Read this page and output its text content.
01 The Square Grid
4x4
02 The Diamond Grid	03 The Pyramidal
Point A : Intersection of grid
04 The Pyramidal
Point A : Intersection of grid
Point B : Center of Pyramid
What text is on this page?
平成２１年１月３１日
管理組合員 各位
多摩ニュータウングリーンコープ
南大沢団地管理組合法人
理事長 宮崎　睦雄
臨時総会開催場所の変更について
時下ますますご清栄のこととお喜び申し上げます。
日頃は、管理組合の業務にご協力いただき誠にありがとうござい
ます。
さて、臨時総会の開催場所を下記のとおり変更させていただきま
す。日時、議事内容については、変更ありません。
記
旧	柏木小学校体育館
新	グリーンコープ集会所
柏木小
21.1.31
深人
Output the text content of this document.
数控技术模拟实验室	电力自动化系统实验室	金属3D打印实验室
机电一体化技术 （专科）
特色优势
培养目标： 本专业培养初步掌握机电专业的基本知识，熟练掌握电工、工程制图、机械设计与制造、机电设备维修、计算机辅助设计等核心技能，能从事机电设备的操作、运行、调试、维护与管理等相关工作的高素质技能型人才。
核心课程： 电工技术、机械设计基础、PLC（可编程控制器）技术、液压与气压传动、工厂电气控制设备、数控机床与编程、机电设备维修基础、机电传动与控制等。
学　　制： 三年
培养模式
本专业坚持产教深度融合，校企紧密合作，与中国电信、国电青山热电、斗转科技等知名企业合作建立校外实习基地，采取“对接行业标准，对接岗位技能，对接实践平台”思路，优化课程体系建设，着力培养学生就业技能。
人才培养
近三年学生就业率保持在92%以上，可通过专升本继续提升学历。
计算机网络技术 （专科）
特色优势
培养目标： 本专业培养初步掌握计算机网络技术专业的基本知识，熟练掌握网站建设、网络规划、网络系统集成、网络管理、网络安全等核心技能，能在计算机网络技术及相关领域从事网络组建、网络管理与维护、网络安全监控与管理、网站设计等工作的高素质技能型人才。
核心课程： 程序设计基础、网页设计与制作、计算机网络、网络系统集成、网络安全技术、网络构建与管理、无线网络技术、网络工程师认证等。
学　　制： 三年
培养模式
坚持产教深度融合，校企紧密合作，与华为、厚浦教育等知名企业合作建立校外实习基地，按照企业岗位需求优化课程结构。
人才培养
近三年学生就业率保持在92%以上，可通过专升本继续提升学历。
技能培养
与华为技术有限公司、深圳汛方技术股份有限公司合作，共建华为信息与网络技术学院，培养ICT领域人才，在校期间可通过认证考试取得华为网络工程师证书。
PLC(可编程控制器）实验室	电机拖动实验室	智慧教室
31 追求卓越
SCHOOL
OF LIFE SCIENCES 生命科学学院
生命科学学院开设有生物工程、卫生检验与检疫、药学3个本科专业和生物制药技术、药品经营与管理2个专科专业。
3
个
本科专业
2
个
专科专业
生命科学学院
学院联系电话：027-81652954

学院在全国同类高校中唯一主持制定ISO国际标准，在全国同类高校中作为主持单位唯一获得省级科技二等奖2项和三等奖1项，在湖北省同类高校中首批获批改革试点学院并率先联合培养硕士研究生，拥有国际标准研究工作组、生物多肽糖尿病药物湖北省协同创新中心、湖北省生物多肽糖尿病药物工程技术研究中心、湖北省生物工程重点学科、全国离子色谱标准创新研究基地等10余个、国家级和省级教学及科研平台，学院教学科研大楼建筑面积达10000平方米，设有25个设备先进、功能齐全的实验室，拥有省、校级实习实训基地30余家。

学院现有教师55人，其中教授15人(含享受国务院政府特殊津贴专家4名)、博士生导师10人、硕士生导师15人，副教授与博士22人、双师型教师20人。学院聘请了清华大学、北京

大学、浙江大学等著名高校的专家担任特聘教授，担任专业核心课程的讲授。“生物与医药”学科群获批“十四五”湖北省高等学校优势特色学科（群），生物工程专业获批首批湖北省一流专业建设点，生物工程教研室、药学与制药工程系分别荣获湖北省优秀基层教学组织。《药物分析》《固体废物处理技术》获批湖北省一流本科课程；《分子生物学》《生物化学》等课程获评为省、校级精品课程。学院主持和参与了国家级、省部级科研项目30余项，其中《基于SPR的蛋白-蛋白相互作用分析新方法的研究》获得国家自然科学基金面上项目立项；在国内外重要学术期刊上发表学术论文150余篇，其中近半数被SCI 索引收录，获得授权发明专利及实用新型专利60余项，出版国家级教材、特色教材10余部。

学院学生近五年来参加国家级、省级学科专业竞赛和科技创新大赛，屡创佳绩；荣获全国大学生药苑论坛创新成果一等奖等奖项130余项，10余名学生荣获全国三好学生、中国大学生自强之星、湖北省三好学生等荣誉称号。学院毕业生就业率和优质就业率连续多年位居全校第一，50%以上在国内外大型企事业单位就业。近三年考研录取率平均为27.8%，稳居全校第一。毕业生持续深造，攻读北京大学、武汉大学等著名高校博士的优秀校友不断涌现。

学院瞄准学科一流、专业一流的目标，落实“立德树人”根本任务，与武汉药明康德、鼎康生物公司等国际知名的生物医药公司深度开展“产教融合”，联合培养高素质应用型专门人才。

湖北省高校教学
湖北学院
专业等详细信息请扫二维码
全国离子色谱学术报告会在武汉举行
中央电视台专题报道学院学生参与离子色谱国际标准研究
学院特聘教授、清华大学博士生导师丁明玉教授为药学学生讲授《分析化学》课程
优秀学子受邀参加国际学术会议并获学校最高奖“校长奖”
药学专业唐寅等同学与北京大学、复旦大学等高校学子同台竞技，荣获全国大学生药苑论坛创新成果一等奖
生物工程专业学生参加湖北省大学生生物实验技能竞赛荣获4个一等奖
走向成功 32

####################

## Your objective
Take the material above and return all of it exactly.

## Answer below
Read this page and output its text content.
01 The Square Grid
4x4
02 The Diamond Grid	03 The Pyramidal
Point A : Intersection of grid
04 The Pyramidal
Point A : Intersection of grid
Point B : Center of Pyramid
What text is on this page?
平成２１年１月３１日
管理組合員 各位
多摩ニュータウングリーンコープ
南大沢団地管理組合法人
理事長 宮崎　睦雄
臨時総会開催場所の変更について
時下ますますご清栄のこととお喜び申し上げます。
日頃は、管理組合の業務にご協力いただき誠にありがとうござい
ます。
さて、臨時総会の開催場所を下記のとおり変更させていただきま
す。日時、議事内容については、変更ありません。
記
旧	柏木小学校体育館
新	グリーンコープ集会所
柏木小
21.1.31
深人
Output the text content of this document.
数控技术模拟实验室	电力自动化系统实验室	金属3D打印实验室
机电一体化技术 （专科）
特色优势
培养目标： 本专业培养初步掌握机电专业的基本知识，熟练掌握电工、工程制图、机械设计与制造、机电设备维修、计算机辅助设计等核心技能，能从事机电设备的操作、运行、调试、维护与管理等相关工作的高素质技能型人才。
核心课程： 电工技术、机械设计基础、PLC（可编程控制器）技术、液压与气压传动、工厂电气控制设备、数控机床与编程、机电设备维修基础、机电传动与控制等。
学　　制： 三年
培养模式
本专业坚持产教深度融合，校企紧密合作，与中国电信、国电青山热电、斗转科技等知名企业合作建立校外实习基地，采取“对接行业标准，对接岗位技能，对接实践平台”思路，优化课程体系建设，着力培养学生就业技能。
人才培养
近三年学生就业率保持在92%以上，可通过专升本继续提升学历。
计算机网络技术 （专科）
特色优势
培养目标： 本专业培养初步掌握计算机网络技术专业的基本知识，熟练掌握网站建设、网络规划、网络系统集成、网络管理、网络安全等核心技能，能在计算机网络技术及相关领域从事网络组建、网络管理与维护、网络安全监控与管理、网站设计等工作的高素质技能型人才。
核心课程： 程序设计基础、网页设计与制作、计算机网络、网络系统集成、网络安全技术、网络构建与管理、无线网络技术、网络工程师认证等。
学　　制： 三年
培养模式
坚持产教深度融合，校企紧密合作，与华为、厚浦教育等知名企业合作建立校外实习基地，按照企业岗位需求优化课程结构。
人才培养
近三年学生就业率保持在92%以上，可通过专升本继续提升学历。
技能培养
与华为技术有限公司、深圳汛方技术股份有限公司合作，共建华为信息与网络技术学院，培养ICT领域人才，在校期间可通过认证考试取得华为网络工程师证书。
PLC(可编程控制器）实验室	电机拖动实验室	智慧教室
31 追求卓越
SCHOOL
OF LIFE SCIENCES 生命科学学院
生命科学学院开设有生物工程、卫生检验与检疫、药学3个本科专业和生物制药技术、药品经营与管理2个专科专业。
3
个
本科专业
2
个
专科专业
生命科学学院
学院联系电话：027-81652954

学院在全国同类高校中唯一主持制定ISO国际标准，在全国同类高校中作为主持单位唯一获得省级科技二等奖2项和三等奖1项，在湖北省同类高校中首批获批改革试点学院并率先联合培养硕士研究生，拥有国际标准研究工作组、生物多肽糖尿病药物湖北省协同创新中心、湖北省生物多肽糖尿病药物工程技术研究中心、湖北省生物工程重点学科、全国离子色谱标准创新研究基地等10余个、国家级和省级教学及科研平台，学院教学科研大楼建筑面积达10000平方米，设有25个设备先进、功能齐全的实验室，拥有省、校级实习实训基地30余家。

学院现有教师55人，其中教授15人(含享受国务院政府特殊津贴专家4名)、博士生导师10人、硕士生导师15人，副教授与博士22人、双师型教师20人。学院聘请了清华大学、北京

大学、浙江大学等著名高校的专家担任特聘教授，担任专业核心课程的讲授。“生物与医药”学科群获批“十四五”湖北省高等学校优势特色学科（群），生物工程专业获批首批湖北省一流专业建设点，生物工程教研室、药学与制药工程系分别荣获湖北省优秀基层教学组织。《药物分析》《固体废物处理技术》获批湖北省一流本科课程；《分子生物学》《生物化学》等课程获评为省、校级精品课程。学院主持和参与了国家级、省部级科研项目30余项，其中《基于SPR的蛋白-蛋白相互作用分析新方法的研究》获得国家自然科学基金面上项目立项；在国内外重要学术期刊上发表学术论文150余篇，其中近半数被SCI 索引收录，获得授权发明专利及实用新型专利60余项，出版国家级教材、特色教材10余部。

学院学生近五年来参加国家级、省级学科专业竞赛和科技创新大赛，屡创佳绩；荣获全国大学生药苑论坛创新成果一等奖等奖项130余项，10余名学生荣获全国三好学生、中国大学生自强之星、湖北省三好学生等荣誉称号。学院毕业生就业率和优质就业率连续多年位居全校第一，50%以上在国内外大型企事业单位就业。近三年考研录取率平均为27.8%，稳居全校第一。毕业生持续深造，攻读北京大学、武汉大学等著名高校博士的优秀校友不断涌现。

学院瞄准学科一流、专业一流的目标，落实“立德树人”根本任务，与武汉药明康德、鼎康生物公司等国际知名的生物医药公司深度开展“产教融合”，联合培养高素质应用型专门人才。

湖北省高校教学
湖北学院
专业等详细信息请扫二维码
全国离子色谱学术报告会在武汉举行
中央电视台专题报道学院学生参与离子色谱国际标准研究
学院特聘教授、清华大学博士生导师丁明玉教授为药学学生讲授《分析化学》课程
优秀学子受邀参加国际学术会议并获学校最高奖“校长奖”
药学专业唐寅等同学与北京大学、复旦大学等高校学子同台竞技，荣获全国大学生药苑论坛创新成果一等奖
生物工程专业学生参加湖北省大学生生物实验技能竞赛荣获4个一等奖
走向成功 32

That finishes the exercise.